_Records for this task_:
++++++

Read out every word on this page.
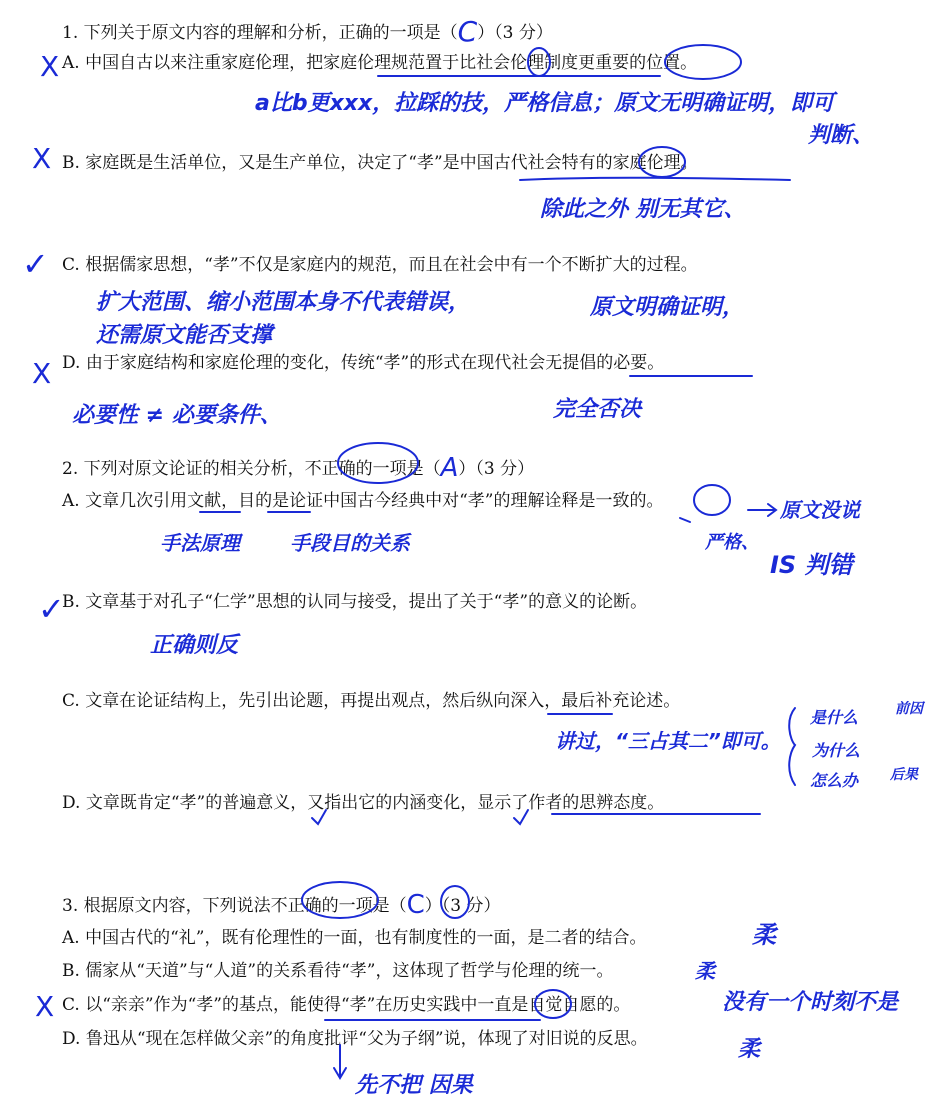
1. 下列关于原文内容的理解和分析，正确的一项是（C）（3 分）
X A. 中国自古以来注重家庭伦理，把家庭伦理规范置于比社会伦理制度更重要的位置。
a比b更xxx，拉踩的技，严格信息；原文无明确证明，即可
判断、
X B. 家庭既是生活单位，又是生产单位，决定了“孝”是中国古代社会特有的家庭伦理。
除此之外 别无其它、
✓ C. 根据儒家思想，“孝”不仅是家庭内的规范，而且在社会中有一个不断扩大的过程。
扩大范围、缩小范围本身不代表错误，	原文明确证明，
还需原文能否支撑
X D. 由于家庭结构和家庭伦理的变化，传统“孝”的形式在现代社会无提倡的必要。
必要性 ≠ 必要条件、	完全否决
2. 下列对原文论证的相关分析，不正确的一项是（A）（3 分）
A. 文章几次引用文献，目的是论证中国古今经典中对“孝”的理解诠释是一致的。
手法原理	手段目的关系
原文没说
严格、
IS 判错
✓
B. 文章基于对孔子“仁学”思想的认同与接受，提出了关于“孝”的意义的论断。
正确则反
C. 文章在论证结构上，先引出论题，再提出观点，然后纵向深入，最后补充论述。
讲过，“三占其二”即可。
是什么
为什么
怎么办
前因
后果
D. 文章既肯定“孝”的普遍意义，又指出它的内涵变化，显示了作者的思辨态度。
3. 根据原文内容，下列说法不正确的一项是（C）（3 分）
A. 中国古代的“礼”，既有伦理性的一面，也有制度性的一面，是二者的结合。	柔
B. 儒家从“天道”与“人道”的关系看待“孝”，这体现了哲学与伦理的统一。	柔
X C. 以“亲亲”作为“孝”的基点，能使得“孝”在历史实践中一直是自觉自愿的。	没有一个时刻不是
D. 鲁迅从“现在怎样做父亲”的角度批评“父为子纲”说，体现了对旧说的反思。	柔
先不把 因果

++++++

Repeat the records above exactly, omitting every picture.

_Answer to the task_:
Read out every word on this page.
1. 下列关于原文内容的理解和分析，正确的一项是（C）（3 分）
X A. 中国自古以来注重家庭伦理，把家庭伦理规范置于比社会伦理制度更重要的位置。
a比b更xxx，拉踩的技，严格信息；原文无明确证明，即可
判断、
X B. 家庭既是生活单位，又是生产单位，决定了“孝”是中国古代社会特有的家庭伦理。
除此之外 别无其它、
✓ C. 根据儒家思想，“孝”不仅是家庭内的规范，而且在社会中有一个不断扩大的过程。
扩大范围、缩小范围本身不代表错误，	原文明确证明，
还需原文能否支撑
X D. 由于家庭结构和家庭伦理的变化，传统“孝”的形式在现代社会无提倡的必要。
必要性 ≠ 必要条件、	完全否决
2. 下列对原文论证的相关分析，不正确的一项是（A）（3 分）
A. 文章几次引用文献，目的是论证中国古今经典中对“孝”的理解诠释是一致的。
手法原理	手段目的关系
原文没说
严格、
IS 判错
✓
B. 文章基于对孔子“仁学”思想的认同与接受，提出了关于“孝”的意义的论断。
正确则反
C. 文章在论证结构上，先引出论题，再提出观点，然后纵向深入，最后补充论述。
讲过，“三占其二”即可。
是什么
为什么
怎么办
前因
后果
D. 文章既肯定“孝”的普遍意义，又指出它的内涵变化，显示了作者的思辨态度。
3. 根据原文内容，下列说法不正确的一项是（C）（3 分）
A. 中国古代的“礼”，既有伦理性的一面，也有制度性的一面，是二者的结合。	柔
B. 儒家从“天道”与“人道”的关系看待“孝”，这体现了哲学与伦理的统一。	柔
X C. 以“亲亲”作为“孝”的基点，能使得“孝”在历史实践中一直是自觉自愿的。	没有一个时刻不是
D. 鲁迅从“现在怎样做父亲”的角度批评“父为子纲”说，体现了对旧说的反思。	柔
先不把 因果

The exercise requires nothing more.